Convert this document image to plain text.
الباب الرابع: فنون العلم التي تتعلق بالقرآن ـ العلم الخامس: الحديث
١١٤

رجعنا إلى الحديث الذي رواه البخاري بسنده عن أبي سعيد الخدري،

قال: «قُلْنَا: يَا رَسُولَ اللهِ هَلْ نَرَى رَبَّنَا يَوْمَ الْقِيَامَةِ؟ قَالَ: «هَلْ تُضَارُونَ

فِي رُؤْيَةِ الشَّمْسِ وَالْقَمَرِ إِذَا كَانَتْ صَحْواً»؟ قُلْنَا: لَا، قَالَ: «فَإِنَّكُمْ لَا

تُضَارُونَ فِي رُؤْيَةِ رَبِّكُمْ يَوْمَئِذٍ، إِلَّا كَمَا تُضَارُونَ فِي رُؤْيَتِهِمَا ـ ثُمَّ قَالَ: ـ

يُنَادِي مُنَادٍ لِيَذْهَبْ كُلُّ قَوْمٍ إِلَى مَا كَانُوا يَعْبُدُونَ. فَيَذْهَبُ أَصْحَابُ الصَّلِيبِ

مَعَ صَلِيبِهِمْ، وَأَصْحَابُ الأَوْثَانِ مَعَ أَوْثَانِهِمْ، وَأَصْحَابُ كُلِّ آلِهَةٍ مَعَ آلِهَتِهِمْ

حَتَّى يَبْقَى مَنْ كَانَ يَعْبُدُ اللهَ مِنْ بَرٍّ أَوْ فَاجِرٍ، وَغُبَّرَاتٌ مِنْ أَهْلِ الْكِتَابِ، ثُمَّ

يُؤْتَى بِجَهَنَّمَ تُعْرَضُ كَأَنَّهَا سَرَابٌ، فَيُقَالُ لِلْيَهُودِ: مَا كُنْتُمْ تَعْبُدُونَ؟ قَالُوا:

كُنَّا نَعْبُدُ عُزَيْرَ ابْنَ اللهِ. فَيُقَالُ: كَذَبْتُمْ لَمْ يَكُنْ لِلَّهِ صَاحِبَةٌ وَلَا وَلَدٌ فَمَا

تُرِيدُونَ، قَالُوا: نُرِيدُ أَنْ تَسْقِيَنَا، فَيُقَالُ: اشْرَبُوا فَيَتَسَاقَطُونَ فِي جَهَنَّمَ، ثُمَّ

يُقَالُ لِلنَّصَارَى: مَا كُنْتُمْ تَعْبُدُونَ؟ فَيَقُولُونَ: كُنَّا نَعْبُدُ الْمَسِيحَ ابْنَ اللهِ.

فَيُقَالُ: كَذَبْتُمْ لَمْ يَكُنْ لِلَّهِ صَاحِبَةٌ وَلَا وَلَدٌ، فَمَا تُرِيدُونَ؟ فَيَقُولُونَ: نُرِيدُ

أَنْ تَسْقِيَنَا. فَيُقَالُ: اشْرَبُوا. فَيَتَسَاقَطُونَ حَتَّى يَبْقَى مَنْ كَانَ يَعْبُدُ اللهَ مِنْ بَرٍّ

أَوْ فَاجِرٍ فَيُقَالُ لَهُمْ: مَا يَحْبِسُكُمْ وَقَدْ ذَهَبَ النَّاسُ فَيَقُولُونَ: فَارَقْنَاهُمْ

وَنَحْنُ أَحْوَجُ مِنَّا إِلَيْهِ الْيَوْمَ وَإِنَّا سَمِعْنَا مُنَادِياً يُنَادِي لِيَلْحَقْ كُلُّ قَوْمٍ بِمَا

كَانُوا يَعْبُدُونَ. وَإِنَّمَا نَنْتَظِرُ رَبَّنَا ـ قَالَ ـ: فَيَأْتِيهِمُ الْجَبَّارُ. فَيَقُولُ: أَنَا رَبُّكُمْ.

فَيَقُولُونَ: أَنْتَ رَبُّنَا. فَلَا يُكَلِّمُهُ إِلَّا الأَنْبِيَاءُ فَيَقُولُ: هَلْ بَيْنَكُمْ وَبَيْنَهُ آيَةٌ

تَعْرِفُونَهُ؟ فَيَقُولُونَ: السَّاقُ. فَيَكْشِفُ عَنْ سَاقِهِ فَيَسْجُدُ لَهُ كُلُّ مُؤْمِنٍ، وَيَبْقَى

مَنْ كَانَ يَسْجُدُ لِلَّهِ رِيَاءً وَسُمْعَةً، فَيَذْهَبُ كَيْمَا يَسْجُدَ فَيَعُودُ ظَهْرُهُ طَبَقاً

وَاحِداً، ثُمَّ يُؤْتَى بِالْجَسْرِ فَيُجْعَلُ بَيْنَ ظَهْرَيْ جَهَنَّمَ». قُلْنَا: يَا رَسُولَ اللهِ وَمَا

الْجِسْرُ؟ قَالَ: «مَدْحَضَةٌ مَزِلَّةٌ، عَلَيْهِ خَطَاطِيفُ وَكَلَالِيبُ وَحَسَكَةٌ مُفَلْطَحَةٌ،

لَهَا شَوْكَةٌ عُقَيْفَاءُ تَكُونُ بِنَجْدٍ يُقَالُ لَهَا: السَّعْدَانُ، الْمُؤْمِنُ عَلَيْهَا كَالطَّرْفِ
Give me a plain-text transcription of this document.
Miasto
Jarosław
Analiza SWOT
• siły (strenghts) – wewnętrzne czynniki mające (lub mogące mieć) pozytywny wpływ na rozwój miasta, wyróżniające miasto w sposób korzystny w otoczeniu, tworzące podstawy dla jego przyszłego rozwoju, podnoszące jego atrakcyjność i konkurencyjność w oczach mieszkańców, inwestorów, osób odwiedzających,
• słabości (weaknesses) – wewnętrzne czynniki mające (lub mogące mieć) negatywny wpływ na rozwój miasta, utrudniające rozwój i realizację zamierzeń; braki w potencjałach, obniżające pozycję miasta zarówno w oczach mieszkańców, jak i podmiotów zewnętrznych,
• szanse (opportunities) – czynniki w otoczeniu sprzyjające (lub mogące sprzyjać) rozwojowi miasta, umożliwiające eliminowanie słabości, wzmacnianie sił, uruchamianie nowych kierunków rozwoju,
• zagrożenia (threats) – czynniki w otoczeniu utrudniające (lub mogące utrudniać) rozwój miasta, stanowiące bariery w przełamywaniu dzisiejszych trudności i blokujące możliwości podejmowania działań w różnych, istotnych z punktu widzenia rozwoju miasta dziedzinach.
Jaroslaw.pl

# Your task
Return all lines of the material above in which the word "plain" occurs.

# Output below
Convert this document image to plain text.
Give me a plain-text transcription of this document.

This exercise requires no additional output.